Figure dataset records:
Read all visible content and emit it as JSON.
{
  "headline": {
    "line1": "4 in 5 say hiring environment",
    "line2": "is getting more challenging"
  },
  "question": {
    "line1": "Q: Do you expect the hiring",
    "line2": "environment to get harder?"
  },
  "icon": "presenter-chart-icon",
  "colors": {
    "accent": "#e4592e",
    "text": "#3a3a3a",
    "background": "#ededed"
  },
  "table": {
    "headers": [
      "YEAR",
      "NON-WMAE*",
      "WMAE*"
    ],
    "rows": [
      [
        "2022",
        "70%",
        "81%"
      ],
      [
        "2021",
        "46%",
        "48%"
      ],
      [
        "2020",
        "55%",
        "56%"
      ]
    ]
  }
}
---
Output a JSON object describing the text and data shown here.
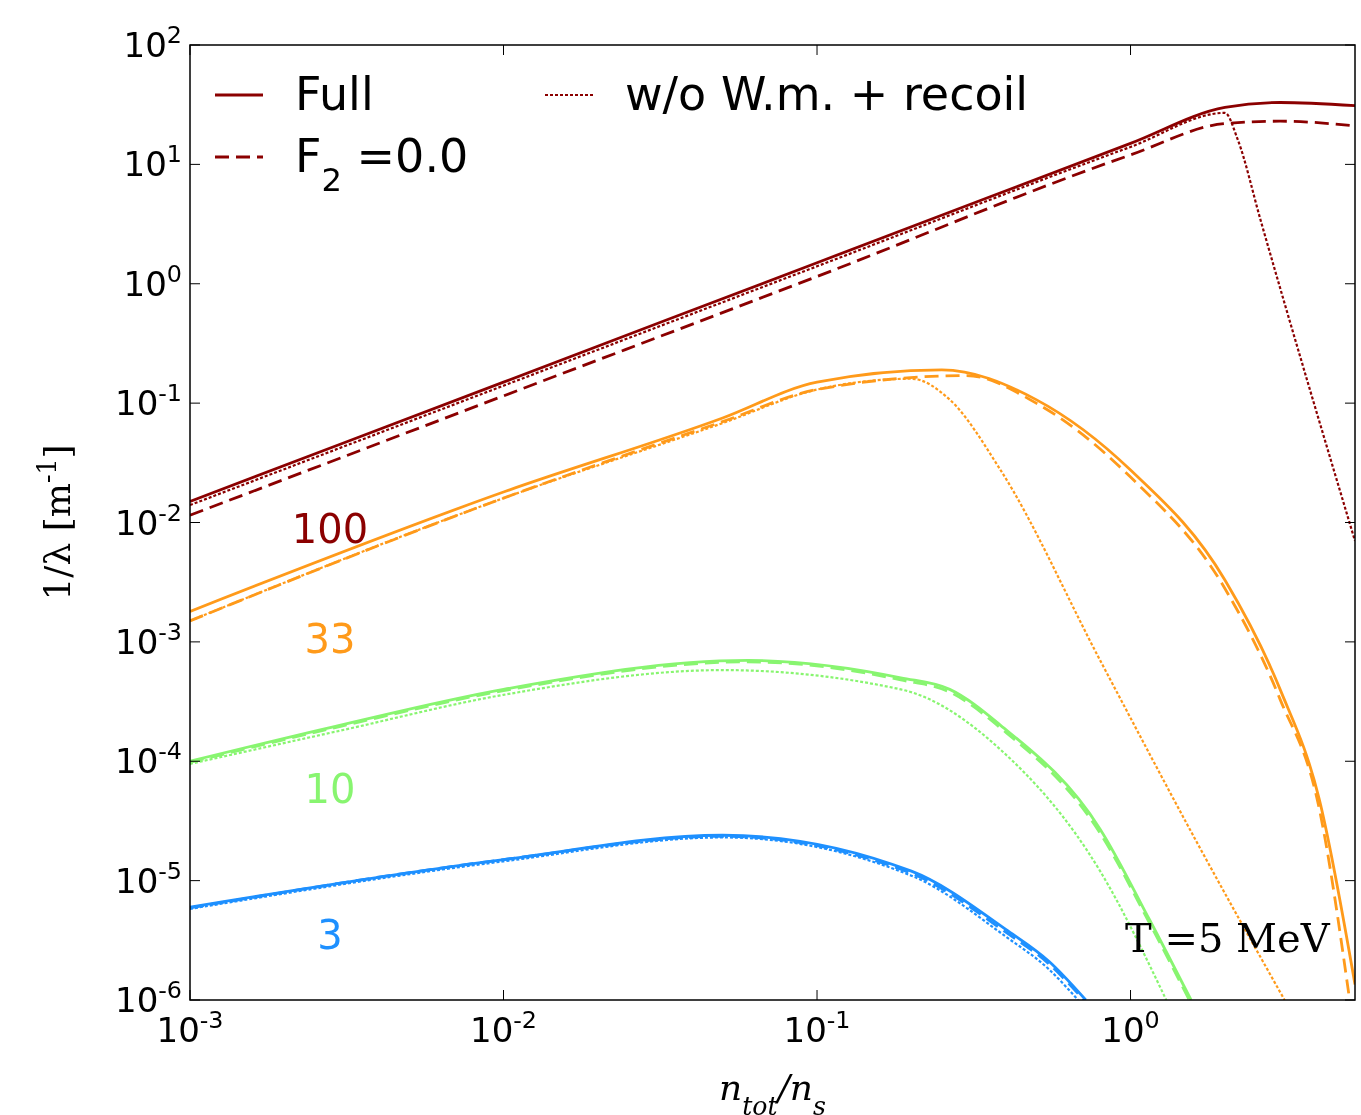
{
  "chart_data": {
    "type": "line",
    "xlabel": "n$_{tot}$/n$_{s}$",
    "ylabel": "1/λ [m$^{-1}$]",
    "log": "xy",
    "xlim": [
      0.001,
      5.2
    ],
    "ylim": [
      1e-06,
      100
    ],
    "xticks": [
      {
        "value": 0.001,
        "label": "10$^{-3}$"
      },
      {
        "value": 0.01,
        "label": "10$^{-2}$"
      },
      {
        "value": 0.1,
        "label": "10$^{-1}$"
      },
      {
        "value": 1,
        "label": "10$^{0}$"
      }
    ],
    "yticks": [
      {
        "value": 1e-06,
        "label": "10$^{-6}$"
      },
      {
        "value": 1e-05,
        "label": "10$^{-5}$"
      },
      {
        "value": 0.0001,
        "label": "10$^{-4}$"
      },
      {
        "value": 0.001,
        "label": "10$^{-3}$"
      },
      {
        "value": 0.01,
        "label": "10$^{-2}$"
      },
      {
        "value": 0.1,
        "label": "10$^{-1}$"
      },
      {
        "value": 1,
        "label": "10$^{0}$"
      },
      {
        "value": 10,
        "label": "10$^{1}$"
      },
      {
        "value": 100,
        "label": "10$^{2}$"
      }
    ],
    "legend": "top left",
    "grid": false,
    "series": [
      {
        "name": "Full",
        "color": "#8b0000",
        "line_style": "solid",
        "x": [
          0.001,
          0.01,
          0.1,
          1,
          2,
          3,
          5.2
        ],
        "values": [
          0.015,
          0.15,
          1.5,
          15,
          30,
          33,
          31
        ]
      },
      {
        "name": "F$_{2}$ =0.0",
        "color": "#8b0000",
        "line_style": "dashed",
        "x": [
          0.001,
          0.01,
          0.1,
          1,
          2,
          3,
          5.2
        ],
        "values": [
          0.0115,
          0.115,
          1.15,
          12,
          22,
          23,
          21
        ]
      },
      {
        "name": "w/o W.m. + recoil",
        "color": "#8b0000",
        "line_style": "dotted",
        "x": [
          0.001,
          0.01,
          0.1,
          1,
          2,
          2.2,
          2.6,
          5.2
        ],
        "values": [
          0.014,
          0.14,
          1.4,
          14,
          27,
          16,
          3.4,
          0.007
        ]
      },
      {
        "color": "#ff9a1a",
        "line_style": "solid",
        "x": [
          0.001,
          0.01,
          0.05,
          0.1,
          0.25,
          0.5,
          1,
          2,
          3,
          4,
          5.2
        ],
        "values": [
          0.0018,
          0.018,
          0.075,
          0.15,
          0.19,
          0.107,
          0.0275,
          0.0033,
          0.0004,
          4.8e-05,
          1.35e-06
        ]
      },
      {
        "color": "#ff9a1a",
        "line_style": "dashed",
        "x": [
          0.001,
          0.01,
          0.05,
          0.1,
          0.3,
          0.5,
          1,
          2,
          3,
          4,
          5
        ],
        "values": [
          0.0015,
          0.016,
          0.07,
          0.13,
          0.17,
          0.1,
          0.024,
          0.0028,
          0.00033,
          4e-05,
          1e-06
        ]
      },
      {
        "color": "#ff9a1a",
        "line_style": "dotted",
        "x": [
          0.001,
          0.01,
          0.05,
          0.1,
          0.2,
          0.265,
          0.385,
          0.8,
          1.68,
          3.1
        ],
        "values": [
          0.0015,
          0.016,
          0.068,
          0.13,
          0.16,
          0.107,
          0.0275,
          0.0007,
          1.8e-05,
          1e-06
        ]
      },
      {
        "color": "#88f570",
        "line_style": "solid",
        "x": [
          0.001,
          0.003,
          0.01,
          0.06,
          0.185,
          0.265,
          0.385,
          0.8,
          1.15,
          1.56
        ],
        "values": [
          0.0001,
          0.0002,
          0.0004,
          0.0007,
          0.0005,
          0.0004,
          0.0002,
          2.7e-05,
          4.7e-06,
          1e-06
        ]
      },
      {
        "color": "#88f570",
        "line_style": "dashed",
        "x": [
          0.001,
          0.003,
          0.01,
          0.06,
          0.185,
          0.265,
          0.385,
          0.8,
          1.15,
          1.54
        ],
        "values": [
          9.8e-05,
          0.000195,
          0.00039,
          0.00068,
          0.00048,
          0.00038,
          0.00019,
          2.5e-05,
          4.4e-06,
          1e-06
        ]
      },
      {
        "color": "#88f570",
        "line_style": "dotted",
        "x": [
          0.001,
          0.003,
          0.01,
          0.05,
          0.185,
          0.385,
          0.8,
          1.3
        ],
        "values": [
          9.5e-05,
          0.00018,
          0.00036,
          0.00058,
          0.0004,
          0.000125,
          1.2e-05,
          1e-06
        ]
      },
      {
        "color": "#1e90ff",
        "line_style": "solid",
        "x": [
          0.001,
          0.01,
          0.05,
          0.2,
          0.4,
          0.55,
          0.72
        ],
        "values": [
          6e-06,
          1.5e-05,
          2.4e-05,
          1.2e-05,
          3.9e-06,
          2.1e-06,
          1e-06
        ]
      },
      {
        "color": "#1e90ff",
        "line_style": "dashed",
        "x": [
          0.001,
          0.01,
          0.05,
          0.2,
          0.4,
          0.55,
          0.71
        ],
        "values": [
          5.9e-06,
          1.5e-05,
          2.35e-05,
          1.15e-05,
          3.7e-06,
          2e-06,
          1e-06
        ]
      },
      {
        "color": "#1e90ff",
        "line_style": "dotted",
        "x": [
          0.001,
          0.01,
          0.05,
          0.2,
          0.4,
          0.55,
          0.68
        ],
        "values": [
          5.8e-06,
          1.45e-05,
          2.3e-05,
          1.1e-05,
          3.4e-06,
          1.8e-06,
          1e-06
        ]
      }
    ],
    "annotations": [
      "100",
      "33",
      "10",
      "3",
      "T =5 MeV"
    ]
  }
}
--
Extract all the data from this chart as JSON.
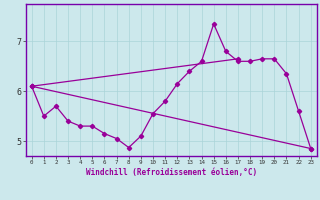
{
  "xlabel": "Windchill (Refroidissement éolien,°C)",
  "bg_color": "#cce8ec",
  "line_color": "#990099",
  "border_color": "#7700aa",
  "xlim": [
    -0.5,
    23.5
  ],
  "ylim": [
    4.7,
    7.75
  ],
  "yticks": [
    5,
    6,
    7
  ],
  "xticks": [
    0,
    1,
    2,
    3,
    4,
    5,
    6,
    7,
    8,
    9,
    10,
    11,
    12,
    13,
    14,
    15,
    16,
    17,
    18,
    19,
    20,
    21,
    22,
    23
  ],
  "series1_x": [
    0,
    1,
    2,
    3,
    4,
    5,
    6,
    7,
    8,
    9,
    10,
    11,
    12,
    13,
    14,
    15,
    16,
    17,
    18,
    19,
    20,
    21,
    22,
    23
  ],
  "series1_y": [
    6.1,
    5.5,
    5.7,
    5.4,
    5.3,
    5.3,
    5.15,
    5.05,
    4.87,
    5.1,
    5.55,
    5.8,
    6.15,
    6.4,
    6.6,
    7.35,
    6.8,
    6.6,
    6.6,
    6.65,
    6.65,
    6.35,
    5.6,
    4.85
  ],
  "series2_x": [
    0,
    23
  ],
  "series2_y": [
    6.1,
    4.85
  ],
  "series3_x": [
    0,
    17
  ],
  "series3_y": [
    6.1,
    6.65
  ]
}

### [Task goal]
Within the listing above, copy each line that has the string "text".

### [Output below]
    "text": "#3a3a3a",
Output a JSON object describing the text and data shown here.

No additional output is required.